=== INFORMATION GIVEN ===

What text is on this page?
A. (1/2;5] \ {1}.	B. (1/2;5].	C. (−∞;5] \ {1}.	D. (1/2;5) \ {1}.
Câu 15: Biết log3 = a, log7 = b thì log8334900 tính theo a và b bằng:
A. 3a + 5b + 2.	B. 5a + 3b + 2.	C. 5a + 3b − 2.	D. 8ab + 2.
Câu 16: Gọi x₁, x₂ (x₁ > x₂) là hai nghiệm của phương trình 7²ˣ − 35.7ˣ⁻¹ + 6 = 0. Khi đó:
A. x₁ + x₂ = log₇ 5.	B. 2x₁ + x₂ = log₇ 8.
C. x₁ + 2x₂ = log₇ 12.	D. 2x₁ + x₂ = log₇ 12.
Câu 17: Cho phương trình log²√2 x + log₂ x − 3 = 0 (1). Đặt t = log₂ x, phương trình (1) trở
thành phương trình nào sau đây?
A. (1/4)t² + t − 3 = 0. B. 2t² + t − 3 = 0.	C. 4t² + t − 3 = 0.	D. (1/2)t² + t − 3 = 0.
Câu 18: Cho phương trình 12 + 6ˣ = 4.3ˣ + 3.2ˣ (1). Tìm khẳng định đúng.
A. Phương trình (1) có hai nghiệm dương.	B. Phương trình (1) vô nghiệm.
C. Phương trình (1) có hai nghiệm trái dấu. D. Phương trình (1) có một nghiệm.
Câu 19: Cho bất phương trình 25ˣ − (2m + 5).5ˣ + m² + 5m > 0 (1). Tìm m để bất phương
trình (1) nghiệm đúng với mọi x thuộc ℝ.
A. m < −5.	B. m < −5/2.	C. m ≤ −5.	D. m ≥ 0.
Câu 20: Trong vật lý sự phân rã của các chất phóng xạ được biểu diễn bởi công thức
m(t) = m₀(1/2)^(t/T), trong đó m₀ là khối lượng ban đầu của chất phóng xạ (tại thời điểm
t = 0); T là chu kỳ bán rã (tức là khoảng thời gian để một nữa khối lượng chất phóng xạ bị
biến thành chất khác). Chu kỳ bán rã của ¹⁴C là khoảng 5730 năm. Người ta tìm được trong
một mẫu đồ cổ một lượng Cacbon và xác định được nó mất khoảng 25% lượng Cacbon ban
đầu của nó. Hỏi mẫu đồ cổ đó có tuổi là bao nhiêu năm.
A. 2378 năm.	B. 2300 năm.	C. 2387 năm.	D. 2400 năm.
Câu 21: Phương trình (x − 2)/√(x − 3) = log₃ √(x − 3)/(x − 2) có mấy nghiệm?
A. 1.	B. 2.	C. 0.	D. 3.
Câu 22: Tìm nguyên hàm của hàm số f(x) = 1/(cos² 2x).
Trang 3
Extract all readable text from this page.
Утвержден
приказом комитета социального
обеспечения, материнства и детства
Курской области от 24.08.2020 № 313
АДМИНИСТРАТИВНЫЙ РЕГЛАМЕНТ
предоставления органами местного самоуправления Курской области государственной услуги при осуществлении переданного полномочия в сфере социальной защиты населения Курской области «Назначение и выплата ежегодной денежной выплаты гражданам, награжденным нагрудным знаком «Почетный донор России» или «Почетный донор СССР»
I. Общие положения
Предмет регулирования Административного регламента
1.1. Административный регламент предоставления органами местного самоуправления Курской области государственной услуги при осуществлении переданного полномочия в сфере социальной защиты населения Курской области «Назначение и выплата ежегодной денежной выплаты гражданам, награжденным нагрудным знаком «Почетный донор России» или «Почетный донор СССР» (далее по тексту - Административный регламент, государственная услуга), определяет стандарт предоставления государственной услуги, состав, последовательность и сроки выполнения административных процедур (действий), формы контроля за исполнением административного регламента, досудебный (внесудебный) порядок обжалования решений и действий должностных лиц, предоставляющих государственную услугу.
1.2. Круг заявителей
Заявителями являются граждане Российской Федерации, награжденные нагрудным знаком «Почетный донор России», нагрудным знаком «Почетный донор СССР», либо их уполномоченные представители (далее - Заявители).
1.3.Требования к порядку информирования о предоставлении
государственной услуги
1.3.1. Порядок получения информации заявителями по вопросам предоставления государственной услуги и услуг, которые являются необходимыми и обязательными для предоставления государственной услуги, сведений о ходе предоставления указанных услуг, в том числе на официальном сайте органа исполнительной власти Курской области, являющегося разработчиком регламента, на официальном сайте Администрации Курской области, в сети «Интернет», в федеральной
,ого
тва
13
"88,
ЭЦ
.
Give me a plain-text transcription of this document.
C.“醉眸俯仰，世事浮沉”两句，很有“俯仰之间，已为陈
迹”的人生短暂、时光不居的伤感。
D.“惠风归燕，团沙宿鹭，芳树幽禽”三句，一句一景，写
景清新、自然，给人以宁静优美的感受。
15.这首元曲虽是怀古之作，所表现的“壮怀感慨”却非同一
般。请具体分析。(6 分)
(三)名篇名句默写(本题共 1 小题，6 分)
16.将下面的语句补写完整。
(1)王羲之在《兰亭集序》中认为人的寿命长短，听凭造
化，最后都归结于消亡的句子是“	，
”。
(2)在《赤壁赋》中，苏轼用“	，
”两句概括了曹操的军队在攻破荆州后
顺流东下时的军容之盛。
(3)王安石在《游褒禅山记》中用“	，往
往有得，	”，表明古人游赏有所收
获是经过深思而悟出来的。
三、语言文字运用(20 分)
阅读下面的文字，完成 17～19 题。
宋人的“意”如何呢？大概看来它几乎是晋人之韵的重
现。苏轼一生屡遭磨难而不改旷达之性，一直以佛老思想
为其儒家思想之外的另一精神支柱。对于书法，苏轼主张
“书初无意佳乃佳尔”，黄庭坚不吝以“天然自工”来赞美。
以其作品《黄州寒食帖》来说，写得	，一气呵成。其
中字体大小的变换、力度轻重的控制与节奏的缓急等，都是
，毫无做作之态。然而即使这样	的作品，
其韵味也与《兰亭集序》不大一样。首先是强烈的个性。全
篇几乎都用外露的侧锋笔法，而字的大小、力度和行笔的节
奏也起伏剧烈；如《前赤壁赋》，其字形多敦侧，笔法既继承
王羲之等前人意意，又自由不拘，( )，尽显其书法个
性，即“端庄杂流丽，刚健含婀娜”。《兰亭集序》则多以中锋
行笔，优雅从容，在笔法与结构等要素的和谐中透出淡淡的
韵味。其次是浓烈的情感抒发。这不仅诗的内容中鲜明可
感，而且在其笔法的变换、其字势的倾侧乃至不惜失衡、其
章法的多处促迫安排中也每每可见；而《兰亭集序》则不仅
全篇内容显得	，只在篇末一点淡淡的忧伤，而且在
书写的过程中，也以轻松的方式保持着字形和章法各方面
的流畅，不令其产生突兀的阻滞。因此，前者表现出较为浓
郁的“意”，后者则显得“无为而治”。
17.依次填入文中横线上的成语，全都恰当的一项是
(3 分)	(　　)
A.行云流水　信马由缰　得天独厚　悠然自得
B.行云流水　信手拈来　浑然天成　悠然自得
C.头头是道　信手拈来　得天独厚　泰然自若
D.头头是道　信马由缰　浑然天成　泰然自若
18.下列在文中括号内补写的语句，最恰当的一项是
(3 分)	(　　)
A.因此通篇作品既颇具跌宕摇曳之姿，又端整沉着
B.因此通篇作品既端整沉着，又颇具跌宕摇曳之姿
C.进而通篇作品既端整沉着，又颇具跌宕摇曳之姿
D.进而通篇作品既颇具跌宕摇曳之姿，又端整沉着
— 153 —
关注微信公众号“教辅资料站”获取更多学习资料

=== TASK DESCRIPTION ===
From the data above, copy each line where the string "this" appears.

=== CORRECT RESULT ===
What text is on this page?
Extract all readable text from this page.
Give me a plain-text transcription of this document.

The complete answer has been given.